WHAT IS BEING ASKED: Can you copy every line of the records below word for word, leaving the pictures out?

Dataset items:
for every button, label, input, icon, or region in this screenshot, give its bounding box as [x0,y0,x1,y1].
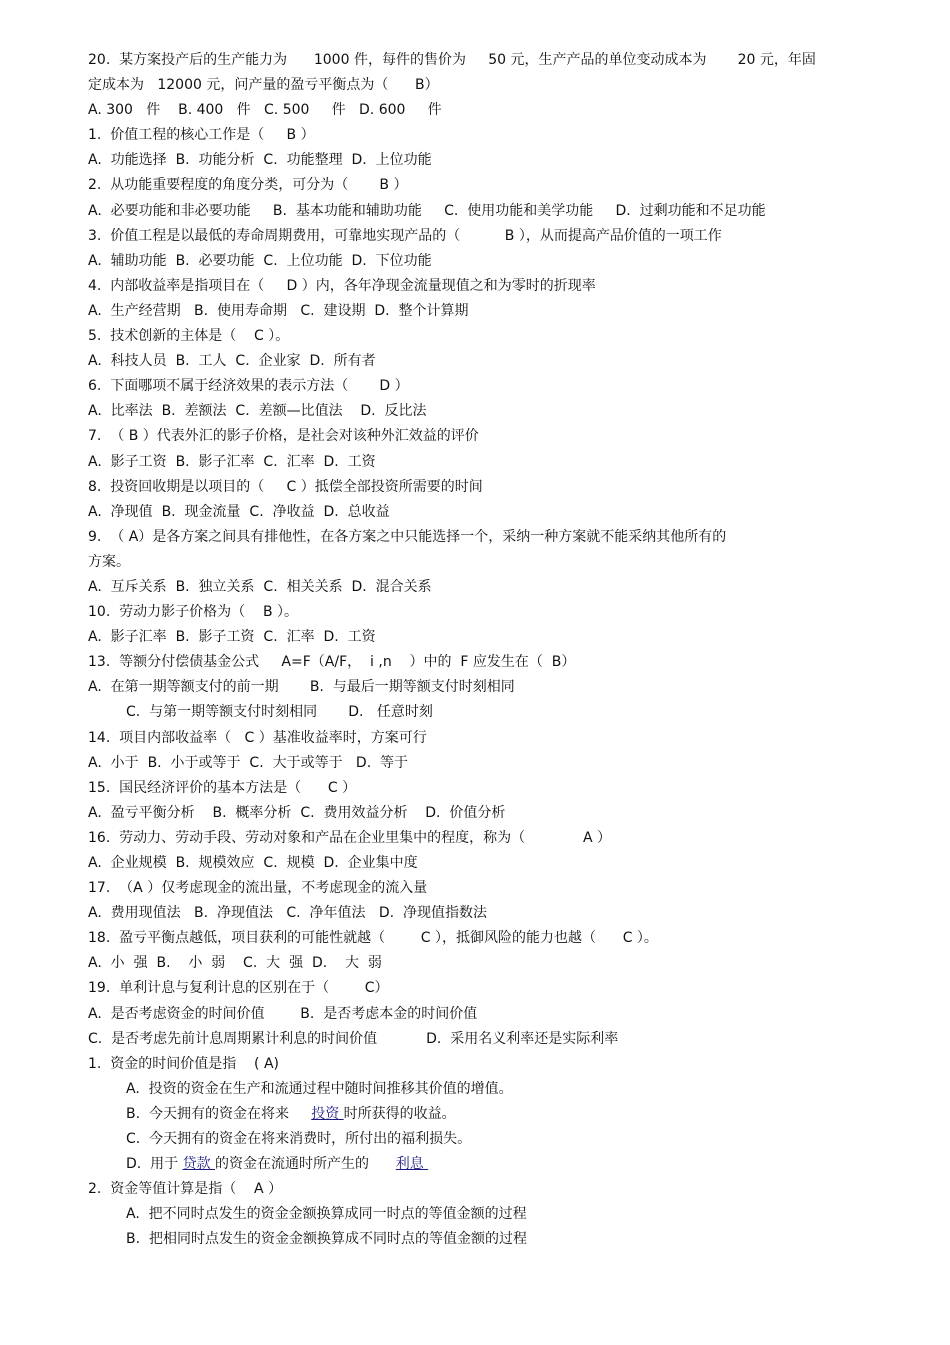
text-line: 18. 盈亏平衡点越低，项目获利的可能性就越（ C ），抵御风险的能力也越（ C ）。 [88,930,658,947]
text-line: A. 费用现值法 B. 净现值法 C. 净年值法 D. 净现值指数法 [88,905,487,922]
text-segment: D. 用于 [126,1156,183,1173]
text-line: A. 在第一期等额支付的前一期 B. 与最后一期等额支付时刻相同 [88,679,515,696]
exam-document [88,48,858,1253]
text-line: 2. 资金等值计算是指（ A ） [88,1181,283,1198]
text-line: 9. （ A）是各方案之间具有排他性，在各方案之中只能选择一个，采纳一种方案就不能采纳其他所有的 [88,528,727,545]
text-line: 1. 资金的时间价值是指 ( A) [88,1055,280,1072]
text-line: C. 是否考虑先前计息周期累计利息的时间价值 D. 采用名义利率还是实际利率 [88,1030,619,1047]
text-segment: 时所获得的收益。 [343,1105,456,1122]
text-line: A. 是否考虑资金的时间价值 B. 是否考虑本金的时间价值 [88,1005,478,1022]
text-line: A. 盈亏平衡分析 B. 概率分析 C. 费用效益分析 D. 价值分析 [88,804,506,821]
term-link[interactable]: 利息 [395,1156,429,1173]
text-line: 方案。 [88,553,130,570]
text-line: A. 影子汇率 B. 影子工资 C. 汇率 D. 工资 [88,629,376,646]
text-line: A. 功能选择 B. 功能分析 C. 功能整理 D. 上位功能 [88,152,432,169]
text-line: 19. 单利计息与复利计息的区别在于（ C） [88,980,389,997]
term-link[interactable]: 贷款 [182,1156,216,1173]
text-line: C. 与第一期等额支付时刻相同 D. 任意时刻 [126,704,433,721]
text-line: 6. 下面哪项不属于经济效果的表示方法（ D ） [88,378,409,395]
text-segment: B. 今天拥有的资金在将来 [126,1105,312,1122]
text-line: 3. 价值工程是以最低的寿命周期费用，可靠地实现产品的（ B ），从而提高产品价值的一项工作 [88,227,722,244]
text-line: 13. 等额分付偿债基金公式 A=F（A/F， i ,n ）中的 F 应发生在（ B） [88,654,576,671]
text-line: B. 把相同时点发生的资金金额换算成不同时点的等值金额的过程 [126,1231,527,1248]
text-line: A. 300 件 B. 400 件 C. 500 件 D. 600 件 [88,102,442,119]
text-line: 1. 价值工程的核心工作是（ B ） [88,127,315,144]
text-line: A. 小于 B. 小于或等于 C. 大于或等于 D. 等于 [88,754,409,771]
text-line: 16. 劳动力、劳动手段、劳动对象和产品在企业里集中的程度，称为（ A ） [88,829,612,846]
text-line: C. 今天拥有的资金在将来消费时，所付出的福利损失。 [126,1131,472,1148]
text-line [88,1152,858,1177]
text-line: A. 生产经营期 B. 使用寿命期 C. 建设期 D. 整个计算期 [88,302,469,319]
text-line: A. 比率法 B. 差额法 C. 差额—比值法 D. 反比法 [88,403,427,420]
text-line: A. 辅助功能 B. 必要功能 C. 上位功能 D. 下位功能 [88,252,432,269]
text-line: A. 互斥关系 B. 独立关系 C. 相关关系 D. 混合关系 [88,578,432,595]
text-line: 5. 技术创新的主体是（ C ）。 [88,328,290,345]
text-line: A. 必要功能和非必要功能 B. 基本功能和辅助功能 C. 使用功能和美学功能 D. 过剩功能和不足功能 [88,202,766,219]
text-line: 4. 内部收益率是指项目在（ D ）内，各年净现金流量现值之和为零时的折现率 [88,277,596,294]
text-line: 10. 劳动力影子价格为（ B ）。 [88,604,299,621]
text-line: 14. 项目内部收益率（ C ）基准收益率时，方案可行 [88,729,427,746]
text-line: A. 影子工资 B. 影子汇率 C. 汇率 D. 工资 [88,453,376,470]
text-line: A. 把不同时点发生的资金金额换算成同一时点的等值金额的过程 [126,1206,527,1223]
text-line: 15. 国民经济评价的基本方法是（ C ） [88,779,357,796]
text-line: A. 投资的资金在生产和流通过程中随时间推移其价值的增值。 [126,1080,513,1097]
text-line: A. 科技人员 B. 工人 C. 企业家 D. 所有者 [88,353,376,370]
term-link[interactable]: 投资 [311,1105,344,1122]
text-line: 17. （A ）仅考虑现金的流出量，不考虑现金的流入量 [88,880,428,897]
text-line [88,1102,858,1127]
text-line: A. 净现值 B. 现金流量 C. 净收益 D. 总收益 [88,503,390,520]
text-line: 2. 从功能重要程度的角度分类，可分为（ B ） [88,177,408,194]
text-line: A. 小 强 B. 小 弱 C. 大 强 D. 大 弱 [88,955,382,972]
text-line: 7. （ B ）代表外汇的影子价格，是社会对该种外汇效益的评价 [88,428,479,445]
text-line: A. 企业规模 B. 规模效应 C. 规模 D. 企业集中度 [88,855,418,871]
text-line: 8. 投资回收期是以项目的（ C ）抵偿全部投资所需要的时间 [88,478,483,495]
text-segment: 的资金在流通时所产生的 [215,1156,396,1173]
text-line: 20. 某方案投产后的生产能力为 1000 件，每件的售价为 50 元，生产产品的单位变动成本为 20 元，年固 [88,52,816,68]
text-line: 定成本为 12000 元，问产量的盈亏平衡点为（ B） [88,77,439,94]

FULL RESPONSE:
for every button, label, input, icon, or region in this screenshot, give its bounding box as [x0,y0,x1,y1].
text-line: 18. 盈亏平衡点越低，项目获利的可能性就越（ C ），抵御风险的能力也越（ C ）。 [88,930,658,947]
text-line: A. 费用现值法 B. 净现值法 C. 净年值法 D. 净现值指数法 [88,905,487,922]
text-segment: D. 用于 [126,1156,183,1173]
text-line: A. 在第一期等额支付的前一期 B. 与最后一期等额支付时刻相同 [88,679,515,696]
exam-document [88,48,858,1253]
text-line: 2. 资金等值计算是指（ A ） [88,1181,283,1198]
text-line: 9. （ A）是各方案之间具有排他性，在各方案之中只能选择一个，采纳一种方案就不能采纳其他所有的 [88,528,727,545]
text-line: 1. 资金的时间价值是指 ( A) [88,1055,280,1072]
text-line: C. 是否考虑先前计息周期累计利息的时间价值 D. 采用名义利率还是实际利率 [88,1030,619,1047]
text-segment: 时所获得的收益。 [343,1105,456,1122]
text-line: A. 是否考虑资金的时间价值 B. 是否考虑本金的时间价值 [88,1005,478,1022]
text-line: A. 盈亏平衡分析 B. 概率分析 C. 费用效益分析 D. 价值分析 [88,804,506,821]
term-link[interactable]: 利息 [395,1156,429,1173]
text-line: 方案。 [88,553,130,570]
text-line: A. 影子汇率 B. 影子工资 C. 汇率 D. 工资 [88,629,376,646]
text-line: A. 功能选择 B. 功能分析 C. 功能整理 D. 上位功能 [88,152,432,169]
text-line: 19. 单利计息与复利计息的区别在于（ C） [88,980,389,997]
term-link[interactable]: 贷款 [182,1156,216,1173]
text-line: C. 与第一期等额支付时刻相同 D. 任意时刻 [126,704,433,721]
text-line: 6. 下面哪项不属于经济效果的表示方法（ D ） [88,378,409,395]
text-segment: B. 今天拥有的资金在将来 [126,1105,312,1122]
text-line: 3. 价值工程是以最低的寿命周期费用，可靠地实现产品的（ B ），从而提高产品价值的一项工作 [88,227,722,244]
text-line: 13. 等额分付偿债基金公式 A=F（A/F， i ,n ）中的 F 应发生在（ B） [88,654,576,671]
text-line: B. 把相同时点发生的资金金额换算成不同时点的等值金额的过程 [126,1231,527,1248]
text-line: A. 300 件 B. 400 件 C. 500 件 D. 600 件 [88,102,442,119]
text-line: 1. 价值工程的核心工作是（ B ） [88,127,315,144]
text-line: A. 小于 B. 小于或等于 C. 大于或等于 D. 等于 [88,754,409,771]
text-line: 16. 劳动力、劳动手段、劳动对象和产品在企业里集中的程度，称为（ A ） [88,829,612,846]
text-line: C. 今天拥有的资金在将来消费时，所付出的福利损失。 [126,1131,472,1148]
text-line [88,1152,858,1177]
text-line: A. 生产经营期 B. 使用寿命期 C. 建设期 D. 整个计算期 [88,302,469,319]
text-line: A. 比率法 B. 差额法 C. 差额—比值法 D. 反比法 [88,403,427,420]
text-line: A. 辅助功能 B. 必要功能 C. 上位功能 D. 下位功能 [88,252,432,269]
text-line: A. 互斥关系 B. 独立关系 C. 相关关系 D. 混合关系 [88,578,432,595]
text-line: 5. 技术创新的主体是（ C ）。 [88,328,290,345]
text-line: A. 必要功能和非必要功能 B. 基本功能和辅助功能 C. 使用功能和美学功能 D. 过剩功能和不足功能 [88,202,766,219]
text-line: 4. 内部收益率是指项目在（ D ）内，各年净现金流量现值之和为零时的折现率 [88,277,596,294]
text-line: 10. 劳动力影子价格为（ B ）。 [88,604,299,621]
text-line: 14. 项目内部收益率（ C ）基准收益率时，方案可行 [88,729,427,746]
text-line: A. 影子工资 B. 影子汇率 C. 汇率 D. 工资 [88,453,376,470]
text-line: A. 把不同时点发生的资金金额换算成同一时点的等值金额的过程 [126,1206,527,1223]
text-line: 15. 国民经济评价的基本方法是（ C ） [88,779,357,796]
text-line: A. 投资的资金在生产和流通过程中随时间推移其价值的增值。 [126,1080,513,1097]
text-line: A. 科技人员 B. 工人 C. 企业家 D. 所有者 [88,353,376,370]
term-link[interactable]: 投资 [311,1105,344,1122]
text-line: 17. （A ）仅考虑现金的流出量，不考虑现金的流入量 [88,880,428,897]
text-line [88,1102,858,1127]
text-line: A. 净现值 B. 现金流量 C. 净收益 D. 总收益 [88,503,390,520]
text-line: 2. 从功能重要程度的角度分类，可分为（ B ） [88,177,408,194]
text-line: A. 小 强 B. 小 弱 C. 大 强 D. 大 弱 [88,955,382,972]
text-line: 7. （ B ）代表外汇的影子价格，是社会对该种外汇效益的评价 [88,428,479,445]
text-line: A. 企业规模 B. 规模效应 C. 规模 D. 企业集中度 [88,855,418,871]
text-line: 8. 投资回收期是以项目的（ C ）抵偿全部投资所需要的时间 [88,478,483,495]
text-segment: 的资金在流通时所产生的 [215,1156,396,1173]
text-line: 20. 某方案投产后的生产能力为 1000 件，每件的售价为 50 元，生产产品的单位变动成本为 20 元，年固 [88,52,816,68]
text-line: 定成本为 12000 元，问产量的盈亏平衡点为（ B） [88,77,439,94]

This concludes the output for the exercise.